# Work to be completed
All entries are to be given again verbatim.

(Figure contents as structured data)
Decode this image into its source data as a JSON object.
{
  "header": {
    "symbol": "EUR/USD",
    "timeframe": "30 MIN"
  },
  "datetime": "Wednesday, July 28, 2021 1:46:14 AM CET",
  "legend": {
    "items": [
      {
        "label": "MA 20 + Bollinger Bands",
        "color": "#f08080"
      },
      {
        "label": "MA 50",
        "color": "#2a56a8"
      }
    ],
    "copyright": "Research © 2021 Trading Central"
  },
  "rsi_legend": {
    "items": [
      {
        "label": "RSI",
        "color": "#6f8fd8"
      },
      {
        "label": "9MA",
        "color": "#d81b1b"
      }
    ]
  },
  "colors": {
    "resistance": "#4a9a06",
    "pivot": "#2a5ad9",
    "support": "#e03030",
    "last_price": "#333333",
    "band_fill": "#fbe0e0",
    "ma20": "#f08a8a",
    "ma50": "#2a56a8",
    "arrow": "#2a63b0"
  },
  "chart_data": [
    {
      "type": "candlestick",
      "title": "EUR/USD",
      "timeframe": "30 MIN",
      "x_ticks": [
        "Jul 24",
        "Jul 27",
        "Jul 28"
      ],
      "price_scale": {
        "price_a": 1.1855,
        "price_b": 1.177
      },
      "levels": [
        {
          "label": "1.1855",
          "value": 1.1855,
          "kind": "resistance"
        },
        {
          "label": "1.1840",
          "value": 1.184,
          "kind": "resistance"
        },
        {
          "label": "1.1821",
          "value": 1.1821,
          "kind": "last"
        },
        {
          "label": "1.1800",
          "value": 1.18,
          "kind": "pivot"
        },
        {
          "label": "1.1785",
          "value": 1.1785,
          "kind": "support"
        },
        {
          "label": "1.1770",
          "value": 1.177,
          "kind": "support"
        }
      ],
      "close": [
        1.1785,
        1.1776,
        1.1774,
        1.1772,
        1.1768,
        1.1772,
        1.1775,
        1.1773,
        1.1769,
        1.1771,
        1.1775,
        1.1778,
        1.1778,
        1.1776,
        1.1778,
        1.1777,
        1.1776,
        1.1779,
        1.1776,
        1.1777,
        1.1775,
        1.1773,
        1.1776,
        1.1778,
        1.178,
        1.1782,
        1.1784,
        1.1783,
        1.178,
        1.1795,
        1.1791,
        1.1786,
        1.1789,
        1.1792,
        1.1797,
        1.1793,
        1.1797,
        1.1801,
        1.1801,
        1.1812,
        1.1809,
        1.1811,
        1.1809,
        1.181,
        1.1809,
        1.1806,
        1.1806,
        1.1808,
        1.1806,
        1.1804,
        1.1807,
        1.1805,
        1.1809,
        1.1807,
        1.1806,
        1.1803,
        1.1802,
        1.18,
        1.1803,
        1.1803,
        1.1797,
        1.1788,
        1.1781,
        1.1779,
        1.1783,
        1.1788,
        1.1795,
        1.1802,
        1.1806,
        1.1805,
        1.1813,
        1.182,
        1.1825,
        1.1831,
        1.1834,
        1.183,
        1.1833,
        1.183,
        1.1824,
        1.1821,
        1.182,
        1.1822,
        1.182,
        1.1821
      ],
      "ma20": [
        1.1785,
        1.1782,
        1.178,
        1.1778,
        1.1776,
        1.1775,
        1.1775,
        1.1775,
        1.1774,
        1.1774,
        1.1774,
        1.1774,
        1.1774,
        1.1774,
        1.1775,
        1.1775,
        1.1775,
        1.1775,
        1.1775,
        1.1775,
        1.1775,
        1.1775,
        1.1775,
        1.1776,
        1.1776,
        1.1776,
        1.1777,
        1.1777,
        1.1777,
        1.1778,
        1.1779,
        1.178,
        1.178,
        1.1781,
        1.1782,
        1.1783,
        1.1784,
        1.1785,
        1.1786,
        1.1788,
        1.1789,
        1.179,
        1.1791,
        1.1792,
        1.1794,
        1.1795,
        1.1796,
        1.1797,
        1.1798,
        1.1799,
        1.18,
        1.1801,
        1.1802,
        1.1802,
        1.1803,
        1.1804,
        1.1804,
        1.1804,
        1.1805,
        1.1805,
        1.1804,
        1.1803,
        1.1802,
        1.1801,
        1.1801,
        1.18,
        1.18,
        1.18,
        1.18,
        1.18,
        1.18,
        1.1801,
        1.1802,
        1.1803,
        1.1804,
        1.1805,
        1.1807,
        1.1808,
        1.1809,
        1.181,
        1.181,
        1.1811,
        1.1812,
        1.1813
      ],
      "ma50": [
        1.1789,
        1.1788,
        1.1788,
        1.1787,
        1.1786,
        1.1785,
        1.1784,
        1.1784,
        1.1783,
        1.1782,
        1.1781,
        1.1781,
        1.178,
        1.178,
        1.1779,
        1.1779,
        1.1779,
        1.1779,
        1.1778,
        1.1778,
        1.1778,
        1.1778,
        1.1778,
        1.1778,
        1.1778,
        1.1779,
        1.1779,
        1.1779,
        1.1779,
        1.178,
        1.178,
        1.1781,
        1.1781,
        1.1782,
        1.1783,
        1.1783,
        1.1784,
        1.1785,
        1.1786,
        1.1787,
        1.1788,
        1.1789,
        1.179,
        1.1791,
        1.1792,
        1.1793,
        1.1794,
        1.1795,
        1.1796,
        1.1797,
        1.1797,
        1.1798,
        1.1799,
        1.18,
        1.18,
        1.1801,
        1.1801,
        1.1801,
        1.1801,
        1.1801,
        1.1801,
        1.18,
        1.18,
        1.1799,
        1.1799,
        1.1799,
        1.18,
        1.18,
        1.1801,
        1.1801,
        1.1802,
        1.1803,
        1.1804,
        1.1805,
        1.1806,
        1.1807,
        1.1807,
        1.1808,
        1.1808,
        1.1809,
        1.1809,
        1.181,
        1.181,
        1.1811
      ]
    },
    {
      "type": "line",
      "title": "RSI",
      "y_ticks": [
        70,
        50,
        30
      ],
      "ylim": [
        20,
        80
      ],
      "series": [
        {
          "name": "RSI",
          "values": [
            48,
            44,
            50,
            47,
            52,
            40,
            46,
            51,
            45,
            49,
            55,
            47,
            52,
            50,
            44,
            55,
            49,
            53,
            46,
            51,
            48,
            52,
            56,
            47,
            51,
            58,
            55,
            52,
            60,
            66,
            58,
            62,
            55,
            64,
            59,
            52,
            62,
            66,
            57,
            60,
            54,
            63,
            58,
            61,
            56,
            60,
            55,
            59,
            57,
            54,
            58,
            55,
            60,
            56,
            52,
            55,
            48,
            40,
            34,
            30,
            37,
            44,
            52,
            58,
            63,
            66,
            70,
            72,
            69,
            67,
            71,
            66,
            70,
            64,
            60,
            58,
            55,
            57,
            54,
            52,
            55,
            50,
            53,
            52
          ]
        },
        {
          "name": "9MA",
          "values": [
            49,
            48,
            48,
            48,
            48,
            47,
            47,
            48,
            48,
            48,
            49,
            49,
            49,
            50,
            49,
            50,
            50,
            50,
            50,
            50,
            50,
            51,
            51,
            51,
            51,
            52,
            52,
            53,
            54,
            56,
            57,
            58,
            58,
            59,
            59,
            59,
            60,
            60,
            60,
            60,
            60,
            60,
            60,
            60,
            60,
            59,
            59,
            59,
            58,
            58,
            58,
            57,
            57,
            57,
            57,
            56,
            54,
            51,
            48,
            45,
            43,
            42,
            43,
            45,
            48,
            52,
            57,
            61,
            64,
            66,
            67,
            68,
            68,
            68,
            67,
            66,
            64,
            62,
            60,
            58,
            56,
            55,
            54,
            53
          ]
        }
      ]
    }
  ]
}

# Response below
Decode this image into its source data as a JSON object.
{
  "header": {
    "symbol": "EUR/USD",
    "timeframe": "30 MIN"
  },
  "datetime": "Wednesday, July 28, 2021 1:46:14 AM CET",
  "legend": {
    "items": [
      {
        "label": "MA 20 + Bollinger Bands",
        "color": "#f08080"
      },
      {
        "label": "MA 50",
        "color": "#2a56a8"
      }
    ],
    "copyright": "Research © 2021 Trading Central"
  },
  "rsi_legend": {
    "items": [
      {
        "label": "RSI",
        "color": "#6f8fd8"
      },
      {
        "label": "9MA",
        "color": "#d81b1b"
      }
    ]
  },
  "colors": {
    "resistance": "#4a9a06",
    "pivot": "#2a5ad9",
    "support": "#e03030",
    "last_price": "#333333",
    "band_fill": "#fbe0e0",
    "ma20": "#f08a8a",
    "ma50": "#2a56a8",
    "arrow": "#2a63b0"
  },
  "chart_data": [
    {
      "type": "candlestick",
      "title": "EUR/USD",
      "timeframe": "30 MIN",
      "x_ticks": [
        "Jul 24",
        "Jul 27",
        "Jul 28"
      ],
      "price_scale": {
        "price_a": 1.1855,
        "price_b": 1.177
      },
      "levels": [
        {
          "label": "1.1855",
          "value": 1.1855,
          "kind": "resistance"
        },
        {
          "label": "1.1840",
          "value": 1.184,
          "kind": "resistance"
        },
        {
          "label": "1.1821",
          "value": 1.1821,
          "kind": "last"
        },
        {
          "label": "1.1800",
          "value": 1.18,
          "kind": "pivot"
        },
        {
          "label": "1.1785",
          "value": 1.1785,
          "kind": "support"
        },
        {
          "label": "1.1770",
          "value": 1.177,
          "kind": "support"
        }
      ],
      "close": [
        1.1785,
        1.1776,
        1.1774,
        1.1772,
        1.1768,
        1.1772,
        1.1775,
        1.1773,
        1.1769,
        1.1771,
        1.1775,
        1.1778,
        1.1778,
        1.1776,
        1.1778,
        1.1777,
        1.1776,
        1.1779,
        1.1776,
        1.1777,
        1.1775,
        1.1773,
        1.1776,
        1.1778,
        1.178,
        1.1782,
        1.1784,
        1.1783,
        1.178,
        1.1795,
        1.1791,
        1.1786,
        1.1789,
        1.1792,
        1.1797,
        1.1793,
        1.1797,
        1.1801,
        1.1801,
        1.1812,
        1.1809,
        1.1811,
        1.1809,
        1.181,
        1.1809,
        1.1806,
        1.1806,
        1.1808,
        1.1806,
        1.1804,
        1.1807,
        1.1805,
        1.1809,
        1.1807,
        1.1806,
        1.1803,
        1.1802,
        1.18,
        1.1803,
        1.1803,
        1.1797,
        1.1788,
        1.1781,
        1.1779,
        1.1783,
        1.1788,
        1.1795,
        1.1802,
        1.1806,
        1.1805,
        1.1813,
        1.182,
        1.1825,
        1.1831,
        1.1834,
        1.183,
        1.1833,
        1.183,
        1.1824,
        1.1821,
        1.182,
        1.1822,
        1.182,
        1.1821
      ],
      "ma20": [
        1.1785,
        1.1782,
        1.178,
        1.1778,
        1.1776,
        1.1775,
        1.1775,
        1.1775,
        1.1774,
        1.1774,
        1.1774,
        1.1774,
        1.1774,
        1.1774,
        1.1775,
        1.1775,
        1.1775,
        1.1775,
        1.1775,
        1.1775,
        1.1775,
        1.1775,
        1.1775,
        1.1776,
        1.1776,
        1.1776,
        1.1777,
        1.1777,
        1.1777,
        1.1778,
        1.1779,
        1.178,
        1.178,
        1.1781,
        1.1782,
        1.1783,
        1.1784,
        1.1785,
        1.1786,
        1.1788,
        1.1789,
        1.179,
        1.1791,
        1.1792,
        1.1794,
        1.1795,
        1.1796,
        1.1797,
        1.1798,
        1.1799,
        1.18,
        1.1801,
        1.1802,
        1.1802,
        1.1803,
        1.1804,
        1.1804,
        1.1804,
        1.1805,
        1.1805,
        1.1804,
        1.1803,
        1.1802,
        1.1801,
        1.1801,
        1.18,
        1.18,
        1.18,
        1.18,
        1.18,
        1.18,
        1.1801,
        1.1802,
        1.1803,
        1.1804,
        1.1805,
        1.1807,
        1.1808,
        1.1809,
        1.181,
        1.181,
        1.1811,
        1.1812,
        1.1813
      ],
      "ma50": [
        1.1789,
        1.1788,
        1.1788,
        1.1787,
        1.1786,
        1.1785,
        1.1784,
        1.1784,
        1.1783,
        1.1782,
        1.1781,
        1.1781,
        1.178,
        1.178,
        1.1779,
        1.1779,
        1.1779,
        1.1779,
        1.1778,
        1.1778,
        1.1778,
        1.1778,
        1.1778,
        1.1778,
        1.1778,
        1.1779,
        1.1779,
        1.1779,
        1.1779,
        1.178,
        1.178,
        1.1781,
        1.1781,
        1.1782,
        1.1783,
        1.1783,
        1.1784,
        1.1785,
        1.1786,
        1.1787,
        1.1788,
        1.1789,
        1.179,
        1.1791,
        1.1792,
        1.1793,
        1.1794,
        1.1795,
        1.1796,
        1.1797,
        1.1797,
        1.1798,
        1.1799,
        1.18,
        1.18,
        1.1801,
        1.1801,
        1.1801,
        1.1801,
        1.1801,
        1.1801,
        1.18,
        1.18,
        1.1799,
        1.1799,
        1.1799,
        1.18,
        1.18,
        1.1801,
        1.1801,
        1.1802,
        1.1803,
        1.1804,
        1.1805,
        1.1806,
        1.1807,
        1.1807,
        1.1808,
        1.1808,
        1.1809,
        1.1809,
        1.181,
        1.181,
        1.1811
      ]
    },
    {
      "type": "line",
      "title": "RSI",
      "y_ticks": [
        70,
        50,
        30
      ],
      "ylim": [
        20,
        80
      ],
      "series": [
        {
          "name": "RSI",
          "values": [
            48,
            44,
            50,
            47,
            52,
            40,
            46,
            51,
            45,
            49,
            55,
            47,
            52,
            50,
            44,
            55,
            49,
            53,
            46,
            51,
            48,
            52,
            56,
            47,
            51,
            58,
            55,
            52,
            60,
            66,
            58,
            62,
            55,
            64,
            59,
            52,
            62,
            66,
            57,
            60,
            54,
            63,
            58,
            61,
            56,
            60,
            55,
            59,
            57,
            54,
            58,
            55,
            60,
            56,
            52,
            55,
            48,
            40,
            34,
            30,
            37,
            44,
            52,
            58,
            63,
            66,
            70,
            72,
            69,
            67,
            71,
            66,
            70,
            64,
            60,
            58,
            55,
            57,
            54,
            52,
            55,
            50,
            53,
            52
          ]
        },
        {
          "name": "9MA",
          "values": [
            49,
            48,
            48,
            48,
            48,
            47,
            47,
            48,
            48,
            48,
            49,
            49,
            49,
            50,
            49,
            50,
            50,
            50,
            50,
            50,
            50,
            51,
            51,
            51,
            51,
            52,
            52,
            53,
            54,
            56,
            57,
            58,
            58,
            59,
            59,
            59,
            60,
            60,
            60,
            60,
            60,
            60,
            60,
            60,
            60,
            59,
            59,
            59,
            58,
            58,
            58,
            57,
            57,
            57,
            57,
            56,
            54,
            51,
            48,
            45,
            43,
            42,
            43,
            45,
            48,
            52,
            57,
            61,
            64,
            66,
            67,
            68,
            68,
            68,
            67,
            66,
            64,
            62,
            60,
            58,
            56,
            55,
            54,
            53
          ]
        }
      ]
    }
  ]
}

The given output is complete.